- _SOURCE MATERIAL_
++++++++++
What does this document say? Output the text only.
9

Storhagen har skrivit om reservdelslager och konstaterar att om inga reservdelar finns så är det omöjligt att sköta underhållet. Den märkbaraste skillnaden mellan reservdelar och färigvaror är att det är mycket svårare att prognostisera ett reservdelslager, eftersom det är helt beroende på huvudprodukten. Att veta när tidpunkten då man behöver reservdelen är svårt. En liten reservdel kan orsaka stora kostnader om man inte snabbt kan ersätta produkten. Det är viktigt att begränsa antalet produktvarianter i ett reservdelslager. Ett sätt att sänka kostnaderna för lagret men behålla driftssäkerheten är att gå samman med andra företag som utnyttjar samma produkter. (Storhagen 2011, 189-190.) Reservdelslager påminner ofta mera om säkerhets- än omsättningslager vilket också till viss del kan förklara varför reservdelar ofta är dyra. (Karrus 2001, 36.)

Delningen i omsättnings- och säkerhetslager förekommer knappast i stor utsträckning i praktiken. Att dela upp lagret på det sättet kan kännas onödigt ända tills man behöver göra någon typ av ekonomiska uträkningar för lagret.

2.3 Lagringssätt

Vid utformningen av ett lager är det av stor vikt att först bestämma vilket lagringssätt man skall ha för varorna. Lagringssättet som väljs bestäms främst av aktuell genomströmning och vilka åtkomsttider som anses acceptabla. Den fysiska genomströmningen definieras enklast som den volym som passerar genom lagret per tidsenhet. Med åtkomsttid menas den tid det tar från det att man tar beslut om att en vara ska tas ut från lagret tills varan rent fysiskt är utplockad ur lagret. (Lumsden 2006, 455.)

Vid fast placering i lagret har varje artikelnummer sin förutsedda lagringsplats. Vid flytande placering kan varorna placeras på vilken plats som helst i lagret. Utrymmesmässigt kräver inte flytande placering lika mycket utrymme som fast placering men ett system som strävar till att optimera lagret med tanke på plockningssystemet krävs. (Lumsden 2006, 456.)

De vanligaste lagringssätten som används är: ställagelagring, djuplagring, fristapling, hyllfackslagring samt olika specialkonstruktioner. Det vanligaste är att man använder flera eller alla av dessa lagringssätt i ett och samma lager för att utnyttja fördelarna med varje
++++++++++
- _EXERCISE GOAL_
This exercise needs every line of the listing that contains the word "varorna".

- _RESPONSE BELOW_
Vid utformningen av ett lager är det av stor vikt att först bestämma vilket lagringssätt man skall ha för varorna. Lagringssättet som väljs bestäms främst av aktuell genomströmning och vilka åtkomsttider som anses acceptabla. Den fysiska genomströmningen definieras enklast som den volym som passerar genom lagret per tidsenhet. Med åtkomsttid menas den tid det tar från det att man tar beslut om att en vara ska tas ut från lagret tills varan rent fysiskt är utplockad ur lagret. (Lumsden 2006, 455.)
Vid fast placering i lagret har varje artikelnummer sin förutsedda lagringsplats. Vid flytande placering kan varorna placeras på vilken plats som helst i lagret. Utrymmesmässigt kräver inte flytande placering lika mycket utrymme som fast placering men ett system som strävar till att optimera lagret med tanke på plockningssystemet krävs. (Lumsden 2006, 456.)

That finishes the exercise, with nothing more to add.